[Data listing]
------

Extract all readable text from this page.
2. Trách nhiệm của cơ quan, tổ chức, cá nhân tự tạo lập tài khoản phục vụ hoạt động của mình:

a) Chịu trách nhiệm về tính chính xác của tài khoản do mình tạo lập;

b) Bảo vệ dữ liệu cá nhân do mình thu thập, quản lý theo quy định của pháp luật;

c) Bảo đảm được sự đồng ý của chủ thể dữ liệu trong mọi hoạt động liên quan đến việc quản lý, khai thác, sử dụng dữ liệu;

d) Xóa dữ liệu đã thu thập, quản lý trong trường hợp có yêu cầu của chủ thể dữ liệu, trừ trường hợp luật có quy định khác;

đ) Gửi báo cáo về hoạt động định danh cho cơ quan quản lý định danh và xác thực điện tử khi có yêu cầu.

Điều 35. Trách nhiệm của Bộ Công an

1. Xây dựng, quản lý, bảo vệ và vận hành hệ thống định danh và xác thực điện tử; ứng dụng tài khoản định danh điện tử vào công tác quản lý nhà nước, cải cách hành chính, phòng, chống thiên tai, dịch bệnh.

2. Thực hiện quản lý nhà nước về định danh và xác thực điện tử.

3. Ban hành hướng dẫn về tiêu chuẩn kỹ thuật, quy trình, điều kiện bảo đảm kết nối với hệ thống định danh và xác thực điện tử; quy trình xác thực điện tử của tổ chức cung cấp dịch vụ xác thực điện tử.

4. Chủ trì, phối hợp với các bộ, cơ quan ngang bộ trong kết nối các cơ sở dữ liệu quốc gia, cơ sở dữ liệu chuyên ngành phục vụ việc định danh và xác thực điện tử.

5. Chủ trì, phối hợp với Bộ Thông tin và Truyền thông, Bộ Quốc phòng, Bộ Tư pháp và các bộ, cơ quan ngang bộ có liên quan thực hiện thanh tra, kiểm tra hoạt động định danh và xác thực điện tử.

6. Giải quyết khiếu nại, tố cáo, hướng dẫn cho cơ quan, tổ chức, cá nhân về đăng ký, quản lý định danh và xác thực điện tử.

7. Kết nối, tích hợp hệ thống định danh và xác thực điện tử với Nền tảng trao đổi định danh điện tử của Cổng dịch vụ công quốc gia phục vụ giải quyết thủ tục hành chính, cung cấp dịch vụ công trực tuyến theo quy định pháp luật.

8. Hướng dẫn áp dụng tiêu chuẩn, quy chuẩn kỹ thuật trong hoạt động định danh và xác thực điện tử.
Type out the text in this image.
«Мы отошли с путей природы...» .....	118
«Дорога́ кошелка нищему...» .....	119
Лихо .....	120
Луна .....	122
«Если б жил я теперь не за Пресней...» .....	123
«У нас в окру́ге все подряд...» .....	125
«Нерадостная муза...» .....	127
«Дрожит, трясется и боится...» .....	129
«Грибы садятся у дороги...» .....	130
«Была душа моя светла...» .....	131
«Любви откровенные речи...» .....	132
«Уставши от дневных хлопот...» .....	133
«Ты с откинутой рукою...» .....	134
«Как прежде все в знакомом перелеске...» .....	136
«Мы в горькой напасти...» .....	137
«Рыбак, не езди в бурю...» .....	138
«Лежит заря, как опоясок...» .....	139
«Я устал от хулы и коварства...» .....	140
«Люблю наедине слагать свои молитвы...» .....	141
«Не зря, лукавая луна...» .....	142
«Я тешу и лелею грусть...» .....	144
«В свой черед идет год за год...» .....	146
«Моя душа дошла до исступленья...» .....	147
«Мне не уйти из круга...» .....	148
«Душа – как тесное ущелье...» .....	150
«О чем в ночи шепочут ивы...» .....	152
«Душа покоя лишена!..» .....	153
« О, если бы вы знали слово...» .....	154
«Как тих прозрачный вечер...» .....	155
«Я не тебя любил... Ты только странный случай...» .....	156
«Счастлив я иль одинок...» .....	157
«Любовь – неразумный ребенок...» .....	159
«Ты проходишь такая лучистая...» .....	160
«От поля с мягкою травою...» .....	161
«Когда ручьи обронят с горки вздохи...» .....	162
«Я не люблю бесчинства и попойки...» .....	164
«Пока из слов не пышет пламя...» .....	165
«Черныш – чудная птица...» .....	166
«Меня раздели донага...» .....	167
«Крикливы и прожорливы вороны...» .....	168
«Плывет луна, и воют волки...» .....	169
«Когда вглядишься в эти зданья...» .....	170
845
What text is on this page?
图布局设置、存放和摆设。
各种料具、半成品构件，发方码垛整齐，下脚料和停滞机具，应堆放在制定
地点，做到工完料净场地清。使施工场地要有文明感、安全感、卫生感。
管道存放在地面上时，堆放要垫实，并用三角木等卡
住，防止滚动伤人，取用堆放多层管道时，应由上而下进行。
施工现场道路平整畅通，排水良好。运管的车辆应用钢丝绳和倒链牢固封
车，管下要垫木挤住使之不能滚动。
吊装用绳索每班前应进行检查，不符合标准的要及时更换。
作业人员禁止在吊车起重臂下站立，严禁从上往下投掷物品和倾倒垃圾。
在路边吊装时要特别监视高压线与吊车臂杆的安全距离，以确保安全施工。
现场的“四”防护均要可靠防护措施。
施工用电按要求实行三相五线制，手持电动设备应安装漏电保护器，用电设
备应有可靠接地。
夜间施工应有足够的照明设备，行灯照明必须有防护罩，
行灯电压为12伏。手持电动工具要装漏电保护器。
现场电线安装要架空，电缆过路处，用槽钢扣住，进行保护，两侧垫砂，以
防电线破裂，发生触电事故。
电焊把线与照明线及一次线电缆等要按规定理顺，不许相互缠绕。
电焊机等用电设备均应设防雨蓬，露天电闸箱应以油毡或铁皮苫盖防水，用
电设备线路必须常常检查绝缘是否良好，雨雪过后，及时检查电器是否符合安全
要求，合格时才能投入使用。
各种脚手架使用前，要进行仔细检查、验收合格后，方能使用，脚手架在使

------

> [Short task] Take the lines above from the one holding "What text is on this page?" to the last and output them exactly.

> [The answer]
What text is on this page?
图布局设置、存放和摆设。
各种料具、半成品构件，发方码垛整齐，下脚料和停滞机具，应堆放在制定
地点，做到工完料净场地清。使施工场地要有文明感、安全感、卫生感。
管道存放在地面上时，堆放要垫实，并用三角木等卡
住，防止滚动伤人，取用堆放多层管道时，应由上而下进行。
施工现场道路平整畅通，排水良好。运管的车辆应用钢丝绳和倒链牢固封
车，管下要垫木挤住使之不能滚动。
吊装用绳索每班前应进行检查，不符合标准的要及时更换。
作业人员禁止在吊车起重臂下站立，严禁从上往下投掷物品和倾倒垃圾。
在路边吊装时要特别监视高压线与吊车臂杆的安全距离，以确保安全施工。
现场的“四”防护均要可靠防护措施。
施工用电按要求实行三相五线制，手持电动设备应安装漏电保护器，用电设
备应有可靠接地。
夜间施工应有足够的照明设备，行灯照明必须有防护罩，
行灯电压为12伏。手持电动工具要装漏电保护器。
现场电线安装要架空，电缆过路处，用槽钢扣住，进行保护，两侧垫砂，以
防电线破裂，发生触电事故。
电焊把线与照明线及一次线电缆等要按规定理顺，不许相互缠绕。
电焊机等用电设备均应设防雨蓬，露天电闸箱应以油毡或铁皮苫盖防水，用
电设备线路必须常常检查绝缘是否良好，雨雪过后，及时检查电器是否符合安全
要求，合格时才能投入使用。
各种脚手架使用前，要进行仔细检查、验收合格后，方能使用，脚手架在使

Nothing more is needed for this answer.